- **Task prompt**: Skip the pictures and repeat each line of the data exactly.

Figure collection entries
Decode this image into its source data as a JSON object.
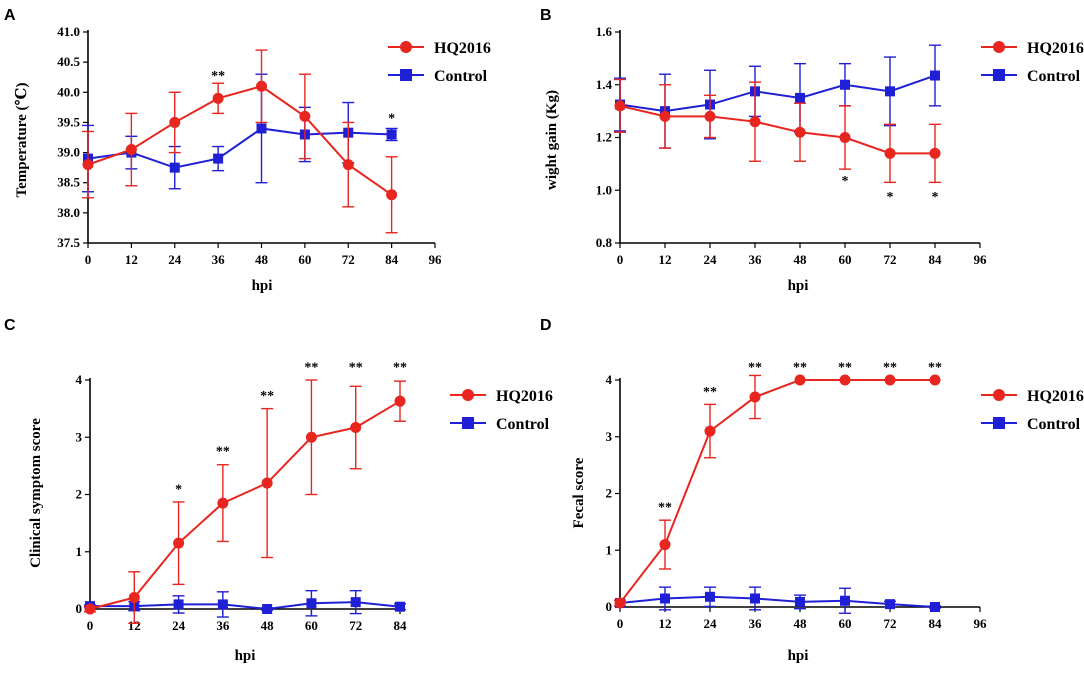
{
  "colors": {
    "hq2016": "#e8251f",
    "control": "#1f1fd6",
    "axis": "#000000"
  },
  "chart_data": [
    {
      "panel": "A",
      "type": "line",
      "title": "",
      "xlabel": "hpi",
      "ylabel": "Temperature (℃)",
      "xlim": [
        0,
        96
      ],
      "ylim": [
        37.5,
        41.0
      ],
      "xticks": [
        "0",
        "12",
        "24",
        "36",
        "48",
        "60",
        "72",
        "84",
        "96"
      ],
      "yticks": [
        "37.5",
        "38.0",
        "38.5",
        "39.0",
        "39.5",
        "40.0",
        "40.5",
        "41.0"
      ],
      "legend": "top-right",
      "series": [
        {
          "name": "HQ2016",
          "marker": "circle",
          "x": [
            0,
            12,
            24,
            36,
            48,
            60,
            72,
            84
          ],
          "values": [
            38.8,
            39.05,
            39.5,
            39.9,
            40.1,
            39.6,
            38.8,
            38.3
          ],
          "error": [
            0.55,
            0.6,
            0.5,
            0.25,
            0.6,
            0.7,
            0.7,
            0.63
          ]
        },
        {
          "name": "Control",
          "marker": "square",
          "x": [
            0,
            12,
            24,
            36,
            48,
            60,
            72,
            84
          ],
          "values": [
            38.9,
            39.0,
            38.75,
            38.9,
            39.4,
            39.3,
            39.33,
            39.3
          ],
          "error": [
            0.55,
            0.27,
            0.35,
            0.2,
            0.9,
            0.45,
            0.5,
            0.1
          ]
        }
      ],
      "annotations": [
        {
          "x": 36,
          "y": 40.2,
          "text": "**"
        },
        {
          "x": 84,
          "y": 39.5,
          "text": "*"
        }
      ]
    },
    {
      "panel": "B",
      "type": "line",
      "title": "",
      "xlabel": "hpi",
      "ylabel": "wight gain (Kg)",
      "xlim": [
        0,
        96
      ],
      "ylim": [
        0.8,
        1.6
      ],
      "xticks": [
        "0",
        "12",
        "24",
        "36",
        "48",
        "60",
        "72",
        "84",
        "96"
      ],
      "yticks": [
        "0.8",
        "1.0",
        "1.2",
        "1.4",
        "1.6"
      ],
      "legend": "top-right",
      "series": [
        {
          "name": "HQ2016",
          "marker": "circle",
          "x": [
            0,
            12,
            24,
            36,
            48,
            60,
            72,
            84
          ],
          "values": [
            1.32,
            1.28,
            1.28,
            1.26,
            1.22,
            1.2,
            1.14,
            1.14
          ],
          "error": [
            0.1,
            0.12,
            0.08,
            0.15,
            0.11,
            0.12,
            0.11,
            0.11
          ]
        },
        {
          "name": "Control",
          "marker": "square",
          "x": [
            0,
            12,
            24,
            36,
            48,
            60,
            72,
            84
          ],
          "values": [
            1.325,
            1.3,
            1.325,
            1.375,
            1.35,
            1.4,
            1.375,
            1.435
          ],
          "error": [
            0.1,
            0.14,
            0.13,
            0.095,
            0.13,
            0.08,
            0.13,
            0.115
          ]
        }
      ],
      "annotations": [
        {
          "x": 60,
          "y": 1.02,
          "text": "*"
        },
        {
          "x": 72,
          "y": 0.96,
          "text": "*"
        },
        {
          "x": 84,
          "y": 0.96,
          "text": "*"
        }
      ]
    },
    {
      "panel": "C",
      "type": "line",
      "title": "",
      "xlabel": "hpi",
      "ylabel": "Clinical symptom score",
      "xlim": [
        0,
        84
      ],
      "ylim": [
        0,
        4
      ],
      "xticks": [
        "0",
        "12",
        "24",
        "36",
        "48",
        "60",
        "72",
        "84"
      ],
      "yticks": [
        "0",
        "1",
        "2",
        "3",
        "4"
      ],
      "legend": "top-right",
      "series": [
        {
          "name": "HQ2016",
          "marker": "circle",
          "x": [
            0,
            12,
            24,
            36,
            48,
            60,
            72,
            84
          ],
          "values": [
            0.0,
            0.2,
            1.15,
            1.85,
            2.2,
            3.0,
            3.17,
            3.63
          ],
          "error": [
            0.05,
            0.45,
            0.72,
            0.67,
            1.3,
            1.0,
            0.72,
            0.35
          ]
        },
        {
          "name": "Control",
          "marker": "square",
          "x": [
            0,
            12,
            24,
            36,
            48,
            60,
            72,
            84
          ],
          "values": [
            0.05,
            0.05,
            0.08,
            0.08,
            0.0,
            0.1,
            0.12,
            0.04
          ],
          "error": [
            0.02,
            0.08,
            0.15,
            0.22,
            0.02,
            0.22,
            0.2,
            0.05
          ]
        }
      ],
      "annotations": [
        {
          "x": 24,
          "y": 2.02,
          "text": "*"
        },
        {
          "x": 36,
          "y": 2.68,
          "text": "**"
        },
        {
          "x": 48,
          "y": 3.65,
          "text": "**"
        },
        {
          "x": 60,
          "y": 4.15,
          "text": "**"
        },
        {
          "x": 72,
          "y": 4.15,
          "text": "**"
        },
        {
          "x": 84,
          "y": 4.15,
          "text": "**"
        }
      ]
    },
    {
      "panel": "D",
      "type": "line",
      "title": "",
      "xlabel": "hpi",
      "ylabel": "Fecal score",
      "xlim": [
        0,
        96
      ],
      "ylim": [
        0,
        4
      ],
      "xticks": [
        "0",
        "12",
        "24",
        "36",
        "48",
        "60",
        "72",
        "84",
        "96"
      ],
      "yticks": [
        "0",
        "1",
        "2",
        "3",
        "4"
      ],
      "legend": "top-right",
      "series": [
        {
          "name": "HQ2016",
          "marker": "circle",
          "x": [
            0,
            12,
            24,
            36,
            48,
            60,
            72,
            84
          ],
          "values": [
            0.07,
            1.1,
            3.1,
            3.7,
            4.0,
            4.0,
            4.0,
            4.0
          ],
          "error": [
            0.05,
            0.43,
            0.47,
            0.38,
            0.0,
            0.0,
            0.0,
            0.0
          ]
        },
        {
          "name": "Control",
          "marker": "square",
          "x": [
            0,
            12,
            24,
            36,
            48,
            60,
            72,
            84
          ],
          "values": [
            0.07,
            0.15,
            0.18,
            0.15,
            0.09,
            0.11,
            0.05,
            0.0
          ],
          "error": [
            0.05,
            0.2,
            0.17,
            0.2,
            0.12,
            0.22,
            0.05,
            0.02
          ]
        }
      ],
      "annotations": [
        {
          "x": 12,
          "y": 1.68,
          "text": "**"
        },
        {
          "x": 24,
          "y": 3.72,
          "text": "**"
        },
        {
          "x": 36,
          "y": 4.15,
          "text": "**"
        },
        {
          "x": 48,
          "y": 4.15,
          "text": "**"
        },
        {
          "x": 60,
          "y": 4.15,
          "text": "**"
        },
        {
          "x": 72,
          "y": 4.15,
          "text": "**"
        },
        {
          "x": 84,
          "y": 4.15,
          "text": "**"
        }
      ]
    }
  ]
}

- **Task output**:
Decode this image into its source data as a JSON object.
{
  "colors": {
    "hq2016": "#e8251f",
    "control": "#1f1fd6",
    "axis": "#000000"
  },
  "chart_data": [
    {
      "panel": "A",
      "type": "line",
      "title": "",
      "xlabel": "hpi",
      "ylabel": "Temperature (℃)",
      "xlim": [
        0,
        96
      ],
      "ylim": [
        37.5,
        41.0
      ],
      "xticks": [
        "0",
        "12",
        "24",
        "36",
        "48",
        "60",
        "72",
        "84",
        "96"
      ],
      "yticks": [
        "37.5",
        "38.0",
        "38.5",
        "39.0",
        "39.5",
        "40.0",
        "40.5",
        "41.0"
      ],
      "legend": "top-right",
      "series": [
        {
          "name": "HQ2016",
          "marker": "circle",
          "x": [
            0,
            12,
            24,
            36,
            48,
            60,
            72,
            84
          ],
          "values": [
            38.8,
            39.05,
            39.5,
            39.9,
            40.1,
            39.6,
            38.8,
            38.3
          ],
          "error": [
            0.55,
            0.6,
            0.5,
            0.25,
            0.6,
            0.7,
            0.7,
            0.63
          ]
        },
        {
          "name": "Control",
          "marker": "square",
          "x": [
            0,
            12,
            24,
            36,
            48,
            60,
            72,
            84
          ],
          "values": [
            38.9,
            39.0,
            38.75,
            38.9,
            39.4,
            39.3,
            39.33,
            39.3
          ],
          "error": [
            0.55,
            0.27,
            0.35,
            0.2,
            0.9,
            0.45,
            0.5,
            0.1
          ]
        }
      ],
      "annotations": [
        {
          "x": 36,
          "y": 40.2,
          "text": "**"
        },
        {
          "x": 84,
          "y": 39.5,
          "text": "*"
        }
      ]
    },
    {
      "panel": "B",
      "type": "line",
      "title": "",
      "xlabel": "hpi",
      "ylabel": "wight gain (Kg)",
      "xlim": [
        0,
        96
      ],
      "ylim": [
        0.8,
        1.6
      ],
      "xticks": [
        "0",
        "12",
        "24",
        "36",
        "48",
        "60",
        "72",
        "84",
        "96"
      ],
      "yticks": [
        "0.8",
        "1.0",
        "1.2",
        "1.4",
        "1.6"
      ],
      "legend": "top-right",
      "series": [
        {
          "name": "HQ2016",
          "marker": "circle",
          "x": [
            0,
            12,
            24,
            36,
            48,
            60,
            72,
            84
          ],
          "values": [
            1.32,
            1.28,
            1.28,
            1.26,
            1.22,
            1.2,
            1.14,
            1.14
          ],
          "error": [
            0.1,
            0.12,
            0.08,
            0.15,
            0.11,
            0.12,
            0.11,
            0.11
          ]
        },
        {
          "name": "Control",
          "marker": "square",
          "x": [
            0,
            12,
            24,
            36,
            48,
            60,
            72,
            84
          ],
          "values": [
            1.325,
            1.3,
            1.325,
            1.375,
            1.35,
            1.4,
            1.375,
            1.435
          ],
          "error": [
            0.1,
            0.14,
            0.13,
            0.095,
            0.13,
            0.08,
            0.13,
            0.115
          ]
        }
      ],
      "annotations": [
        {
          "x": 60,
          "y": 1.02,
          "text": "*"
        },
        {
          "x": 72,
          "y": 0.96,
          "text": "*"
        },
        {
          "x": 84,
          "y": 0.96,
          "text": "*"
        }
      ]
    },
    {
      "panel": "C",
      "type": "line",
      "title": "",
      "xlabel": "hpi",
      "ylabel": "Clinical symptom score",
      "xlim": [
        0,
        84
      ],
      "ylim": [
        0,
        4
      ],
      "xticks": [
        "0",
        "12",
        "24",
        "36",
        "48",
        "60",
        "72",
        "84"
      ],
      "yticks": [
        "0",
        "1",
        "2",
        "3",
        "4"
      ],
      "legend": "top-right",
      "series": [
        {
          "name": "HQ2016",
          "marker": "circle",
          "x": [
            0,
            12,
            24,
            36,
            48,
            60,
            72,
            84
          ],
          "values": [
            0.0,
            0.2,
            1.15,
            1.85,
            2.2,
            3.0,
            3.17,
            3.63
          ],
          "error": [
            0.05,
            0.45,
            0.72,
            0.67,
            1.3,
            1.0,
            0.72,
            0.35
          ]
        },
        {
          "name": "Control",
          "marker": "square",
          "x": [
            0,
            12,
            24,
            36,
            48,
            60,
            72,
            84
          ],
          "values": [
            0.05,
            0.05,
            0.08,
            0.08,
            0.0,
            0.1,
            0.12,
            0.04
          ],
          "error": [
            0.02,
            0.08,
            0.15,
            0.22,
            0.02,
            0.22,
            0.2,
            0.05
          ]
        }
      ],
      "annotations": [
        {
          "x": 24,
          "y": 2.02,
          "text": "*"
        },
        {
          "x": 36,
          "y": 2.68,
          "text": "**"
        },
        {
          "x": 48,
          "y": 3.65,
          "text": "**"
        },
        {
          "x": 60,
          "y": 4.15,
          "text": "**"
        },
        {
          "x": 72,
          "y": 4.15,
          "text": "**"
        },
        {
          "x": 84,
          "y": 4.15,
          "text": "**"
        }
      ]
    },
    {
      "panel": "D",
      "type": "line",
      "title": "",
      "xlabel": "hpi",
      "ylabel": "Fecal score",
      "xlim": [
        0,
        96
      ],
      "ylim": [
        0,
        4
      ],
      "xticks": [
        "0",
        "12",
        "24",
        "36",
        "48",
        "60",
        "72",
        "84",
        "96"
      ],
      "yticks": [
        "0",
        "1",
        "2",
        "3",
        "4"
      ],
      "legend": "top-right",
      "series": [
        {
          "name": "HQ2016",
          "marker": "circle",
          "x": [
            0,
            12,
            24,
            36,
            48,
            60,
            72,
            84
          ],
          "values": [
            0.07,
            1.1,
            3.1,
            3.7,
            4.0,
            4.0,
            4.0,
            4.0
          ],
          "error": [
            0.05,
            0.43,
            0.47,
            0.38,
            0.0,
            0.0,
            0.0,
            0.0
          ]
        },
        {
          "name": "Control",
          "marker": "square",
          "x": [
            0,
            12,
            24,
            36,
            48,
            60,
            72,
            84
          ],
          "values": [
            0.07,
            0.15,
            0.18,
            0.15,
            0.09,
            0.11,
            0.05,
            0.0
          ],
          "error": [
            0.05,
            0.2,
            0.17,
            0.2,
            0.12,
            0.22,
            0.05,
            0.02
          ]
        }
      ],
      "annotations": [
        {
          "x": 12,
          "y": 1.68,
          "text": "**"
        },
        {
          "x": 24,
          "y": 3.72,
          "text": "**"
        },
        {
          "x": 36,
          "y": 4.15,
          "text": "**"
        },
        {
          "x": 48,
          "y": 4.15,
          "text": "**"
        },
        {
          "x": 60,
          "y": 4.15,
          "text": "**"
        },
        {
          "x": 72,
          "y": 4.15,
          "text": "**"
        },
        {
          "x": 84,
          "y": 4.15,
          "text": "**"
        }
      ]
    }
  ]
}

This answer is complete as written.